* **TO BE DONE**
Look over the lines below. Report each one that includes the string "WHEREAS".

* **Data entries**

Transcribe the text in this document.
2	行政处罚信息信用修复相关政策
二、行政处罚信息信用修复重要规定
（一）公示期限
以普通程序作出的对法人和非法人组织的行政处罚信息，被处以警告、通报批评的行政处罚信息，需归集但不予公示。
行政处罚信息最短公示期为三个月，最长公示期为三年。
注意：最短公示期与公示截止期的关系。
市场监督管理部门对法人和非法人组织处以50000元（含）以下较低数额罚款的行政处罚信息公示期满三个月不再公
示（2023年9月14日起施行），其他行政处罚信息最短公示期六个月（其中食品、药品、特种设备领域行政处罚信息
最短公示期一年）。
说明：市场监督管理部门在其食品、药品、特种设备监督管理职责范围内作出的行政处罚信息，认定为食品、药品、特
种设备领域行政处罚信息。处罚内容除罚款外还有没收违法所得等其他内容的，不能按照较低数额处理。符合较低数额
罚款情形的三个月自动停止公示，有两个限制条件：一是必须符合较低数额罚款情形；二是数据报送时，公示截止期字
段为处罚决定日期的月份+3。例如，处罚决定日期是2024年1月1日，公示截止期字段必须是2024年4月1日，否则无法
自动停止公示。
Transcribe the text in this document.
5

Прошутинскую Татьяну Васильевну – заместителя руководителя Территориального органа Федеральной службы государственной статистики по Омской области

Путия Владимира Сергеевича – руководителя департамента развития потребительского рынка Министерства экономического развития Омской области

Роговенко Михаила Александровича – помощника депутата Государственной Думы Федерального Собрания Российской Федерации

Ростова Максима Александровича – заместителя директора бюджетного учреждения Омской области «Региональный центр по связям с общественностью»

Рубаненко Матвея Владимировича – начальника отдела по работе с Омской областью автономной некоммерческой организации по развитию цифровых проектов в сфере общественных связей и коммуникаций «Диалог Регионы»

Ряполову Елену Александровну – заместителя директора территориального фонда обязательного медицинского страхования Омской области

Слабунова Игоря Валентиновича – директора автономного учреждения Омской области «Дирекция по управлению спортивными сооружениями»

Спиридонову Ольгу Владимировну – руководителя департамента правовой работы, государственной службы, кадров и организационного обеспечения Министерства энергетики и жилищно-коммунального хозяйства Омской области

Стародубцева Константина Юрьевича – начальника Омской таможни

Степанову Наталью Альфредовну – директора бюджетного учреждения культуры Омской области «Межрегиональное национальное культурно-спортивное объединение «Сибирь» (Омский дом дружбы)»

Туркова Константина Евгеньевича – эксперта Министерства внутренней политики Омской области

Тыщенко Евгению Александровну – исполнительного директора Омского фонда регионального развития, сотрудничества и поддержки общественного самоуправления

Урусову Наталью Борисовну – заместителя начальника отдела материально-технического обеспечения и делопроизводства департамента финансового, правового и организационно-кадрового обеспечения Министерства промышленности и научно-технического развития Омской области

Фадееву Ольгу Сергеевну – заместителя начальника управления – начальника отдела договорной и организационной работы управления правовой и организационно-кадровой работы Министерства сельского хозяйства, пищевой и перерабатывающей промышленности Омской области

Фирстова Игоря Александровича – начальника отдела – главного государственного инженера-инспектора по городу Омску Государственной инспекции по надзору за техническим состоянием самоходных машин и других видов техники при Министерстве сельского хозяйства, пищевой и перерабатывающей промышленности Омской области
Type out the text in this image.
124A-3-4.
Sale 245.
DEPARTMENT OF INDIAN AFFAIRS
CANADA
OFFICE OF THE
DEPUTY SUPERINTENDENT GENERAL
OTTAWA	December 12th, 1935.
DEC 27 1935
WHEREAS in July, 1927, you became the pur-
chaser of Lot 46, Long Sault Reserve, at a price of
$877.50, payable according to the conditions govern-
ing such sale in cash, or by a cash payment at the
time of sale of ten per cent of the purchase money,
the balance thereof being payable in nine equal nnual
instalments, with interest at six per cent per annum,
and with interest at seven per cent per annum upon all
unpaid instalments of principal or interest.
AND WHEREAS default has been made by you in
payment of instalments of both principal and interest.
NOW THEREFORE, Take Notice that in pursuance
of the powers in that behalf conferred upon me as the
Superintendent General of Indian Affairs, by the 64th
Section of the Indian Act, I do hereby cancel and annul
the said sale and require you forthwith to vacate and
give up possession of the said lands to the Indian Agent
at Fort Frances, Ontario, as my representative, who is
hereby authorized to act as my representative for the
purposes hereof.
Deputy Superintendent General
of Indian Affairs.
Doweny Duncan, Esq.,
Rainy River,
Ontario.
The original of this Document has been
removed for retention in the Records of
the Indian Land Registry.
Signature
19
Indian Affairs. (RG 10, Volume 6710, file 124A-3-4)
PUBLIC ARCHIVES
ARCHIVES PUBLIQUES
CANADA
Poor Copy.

* **EXERCISE RESPONSE**
WHEREAS in July, 1927, you became the pur-
AND WHEREAS default has been made by you in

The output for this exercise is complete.